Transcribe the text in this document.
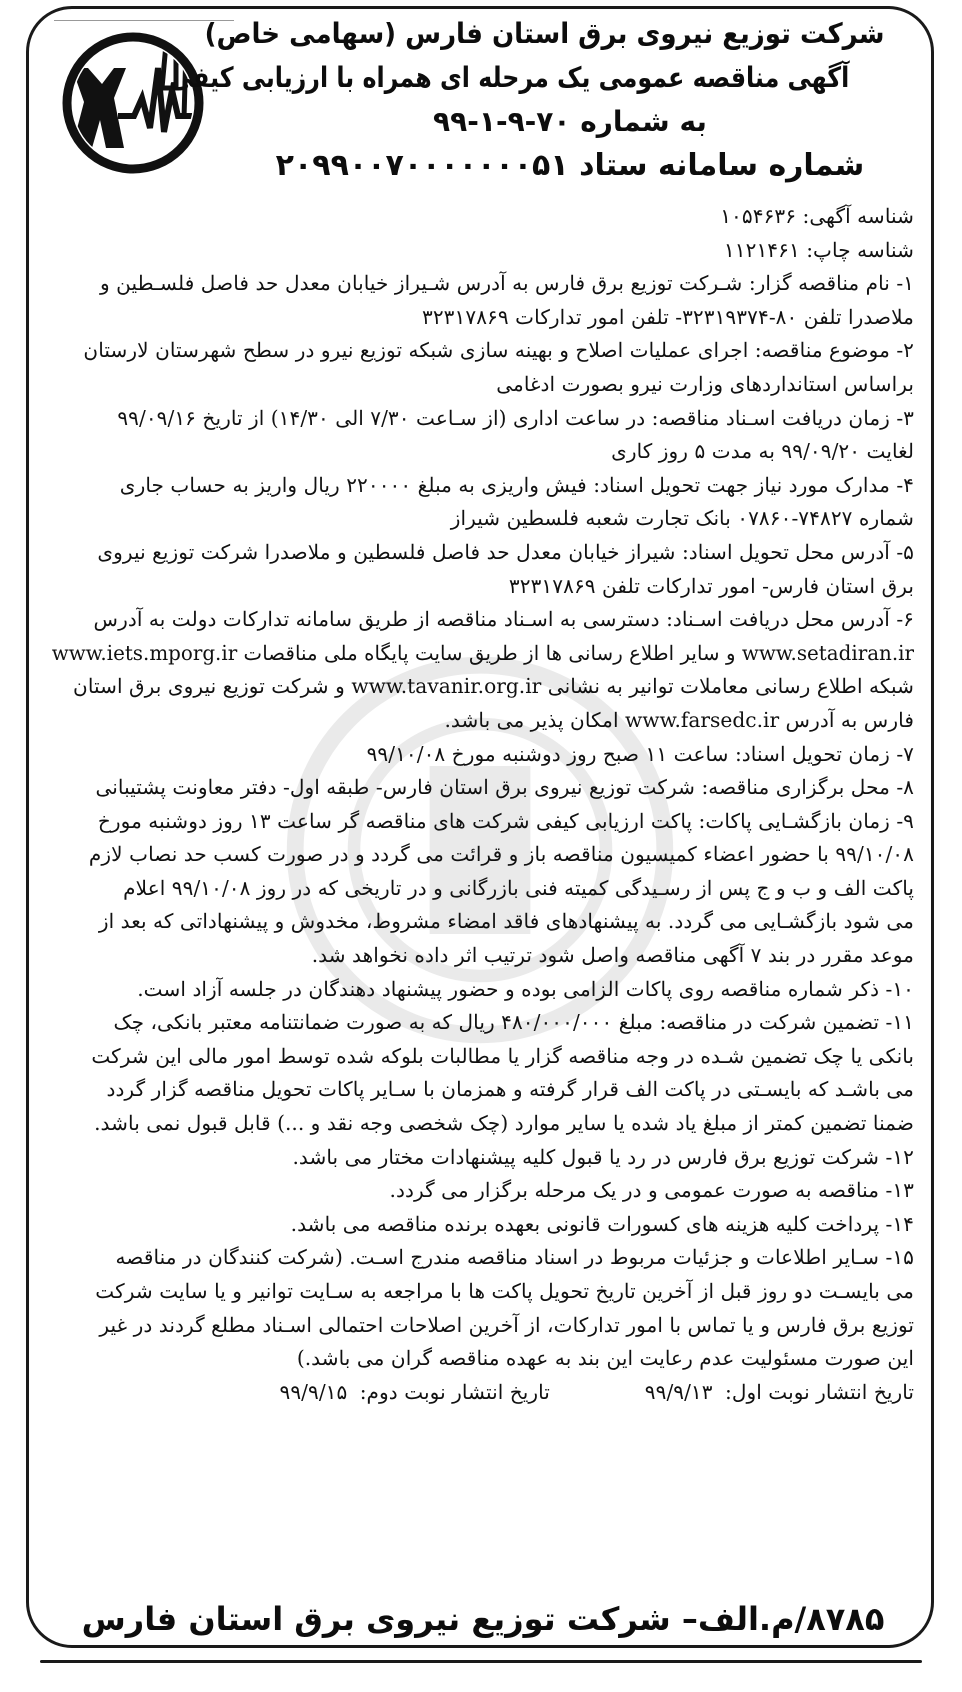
شرکت توزیع نیروی برق استان فارس (سهامی خاص)
آگهی مناقصه عمومی یک مرحله ای همراه با ارزیابی کیفی
به شماره ۷۰-۹-۱-۹۹
شماره سامانه ستاد ۲۰۹۹۰۰۷۰۰۰۰۰۰۰۵۱
شناسه آگهی: ۱۰۵۴۶۳۶
شناسه چاپ: ۱۱۲۱۴۶۱

۱- نام مناقصه گزار: شـرکت توزیع برق فارس به آدرس شـیراز خیابان معدل حد فاصل فلسـطین و
ملاصدرا تلفن ۸۰-۳۲۳۱۹۳۷۴- تلفن امور تدارکات ۳۲۳۱۷۸۶۹

۲- موضوع مناقصه: اجرای عملیات اصلاح و بهینه سازی شبکه توزیع نیرو در سطح شهرستان لارستان
براساس استانداردهای وزارت نیرو بصورت ادغامی

۳- زمان دریافت اسـناد مناقصه: در ساعت اداری (از سـاعت ۷/۳۰ الی ۱۴/۳۰) از تاریخ ۹۹/۰۹/۱۶
لغایت ۹۹/۰۹/۲۰ به مدت ۵ روز کاری

۴- مدارک مورد نیاز جهت تحویل اسناد: فیش واریزی به مبلغ ۲۲۰۰۰۰ ریال واریز به حساب جاری
شماره ۷۴۸۲۷-۰۷۸۶۰ بانک تجارت شعبه فلسطین شیراز

۵- آدرس محل تحویل اسناد: شیراز خیابان معدل حد فاصل فلسطین و ملاصدرا شرکت توزیع نیروی
برق استان فارس- امور تدارکات تلفن ۳۲۳۱۷۸۶۹

۶- آدرس محل دریافت اسـناد: دسترسی به اسـناد مناقصه از طریق سامانه تدارکات دولت به آدرس
www.setadiran.ir و سایر اطلاع رسانی ها از طریق سایت پایگاه ملی مناقصات www.iets.mporg.ir
شبکه اطلاع رسانی معاملات توانیر به نشانی www.tavanir.org.ir و شرکت توزیع نیروی برق استان
فارس به آدرس www.farsedc.ir امکان پذیر می باشد.

۷- زمان تحویل اسناد: ساعت ۱۱ صبح روز دوشنبه مورخ ۹۹/۱۰/۰۸

۸- محل برگزاری مناقصه: شرکت توزیع نیروی برق استان فارس- طبقه اول- دفتر معاونت پشتیبانی

۹- زمان بازگشـایی پاکات: پاکت ارزیابی کیفی شرکت های مناقصه گر ساعت ۱۳ روز دوشنبه مورخ
۹۹/۱۰/۰۸ با حضور اعضاء کمیسیون مناقصه باز و قرائت می گردد و در صورت کسب حد نصاب لازم
پاکت الف و ب و ج پس از رسـیدگی کمیته فنی بازرگانی و در تاریخی که در روز ۹۹/۱۰/۰۸ اعلام
می شود بازگشـایی می گردد. به پیشنهادهای فاقد امضاء مشروط، مخدوش و پیشنهاداتی که بعد از
موعد مقرر در بند ۷ آگهی مناقصه واصل شود ترتیب اثر داده نخواهد شد.

۱۰- ذکر شماره مناقصه روی پاکات الزامی بوده و حضور پیشنهاد دهندگان در جلسه آزاد است.

۱۱- تضمین شرکت در مناقصه: مبلغ ۴۸۰/۰۰۰/۰۰۰ ریال که به صورت ضمانتنامه معتبر بانکی، چک
بانکی یا چک تضمین شـده در وجه مناقصه گزار یا مطالبات بلوکه شده توسط امور مالی این شرکت
می باشـد که بایسـتی در پاکت الف قرار گرفته و همزمان با سـایر پاکات تحویل مناقصه گزار گردد
ضمنا تضمین کمتر از مبلغ یاد شده یا سایر موارد (چک شخصی وجه نقد و ...) قابل قبول نمی باشد.

۱۲- شرکت توزیع برق فارس در رد یا قبول کلیه پیشنهادات مختار می باشد.

۱۳- مناقصه به صورت عمومی و در یک مرحله برگزار می گردد.

۱۴- پرداخت کلیه هزینه های کسورات قانونی بعهده برنده مناقصه می باشد.

۱۵- سـایر اطلاعات و جزئیات مربوط در اسناد مناقصه مندرج اسـت. (شرکت کنندگان در مناقصه
می بایسـت دو روز قبل از آخرین تاریخ تحویل پاکت ها با مراجعه به سـایت توانیر و یا سایت شرکت
توزیع برق فارس و یا تماس با امور تدارکات، از آخرین اصلاحات احتمالی اسـناد مطلع گردند در غیر
این صورت مسئولیت عدم رعایت این بند به عهده مناقصه گران می باشد.)

تاریخ انتشار نوبت اول: ۹۹/۹/۱۳  تاریخ انتشار نوبت دوم: ۹۹/۹/۱۵
۸۷۸۵/م.الف– شرکت توزیع نیروی برق استان فارس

::::

▶ **Aim**
Find the word "آخرین" in the material, then list each line that holds it.

▶ **Response to the task**
می بایسـت دو روز قبل از آخرین تاریخ تحویل پاکت ها با مراجعه به سـایت توانیر و یا سایت شرکت
توزیع برق فارس و یا تماس با امور تدارکات، از آخرین اصلاحات احتمالی اسـناد مطلع گردند در غیر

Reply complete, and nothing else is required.